Work instructions: Gather the lines below that include the string "установлено", copying each in full.

Entries from a dataset:
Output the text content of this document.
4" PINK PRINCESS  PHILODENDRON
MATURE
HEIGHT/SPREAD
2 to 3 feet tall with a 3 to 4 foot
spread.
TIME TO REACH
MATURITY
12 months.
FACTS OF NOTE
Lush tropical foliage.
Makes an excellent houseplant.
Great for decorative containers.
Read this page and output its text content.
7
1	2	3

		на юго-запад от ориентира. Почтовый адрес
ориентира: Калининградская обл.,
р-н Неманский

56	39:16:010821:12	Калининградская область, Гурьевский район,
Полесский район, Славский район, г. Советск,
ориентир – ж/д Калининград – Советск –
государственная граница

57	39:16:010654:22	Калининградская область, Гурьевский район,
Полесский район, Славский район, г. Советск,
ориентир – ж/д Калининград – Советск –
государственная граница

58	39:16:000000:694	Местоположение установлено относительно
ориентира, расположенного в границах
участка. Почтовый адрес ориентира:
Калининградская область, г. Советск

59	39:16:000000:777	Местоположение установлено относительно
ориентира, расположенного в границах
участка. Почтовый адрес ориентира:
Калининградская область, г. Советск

Expected answer:
58	39:16:000000:694	Местоположение установлено относительно
59	39:16:000000:777	Местоположение установлено относительно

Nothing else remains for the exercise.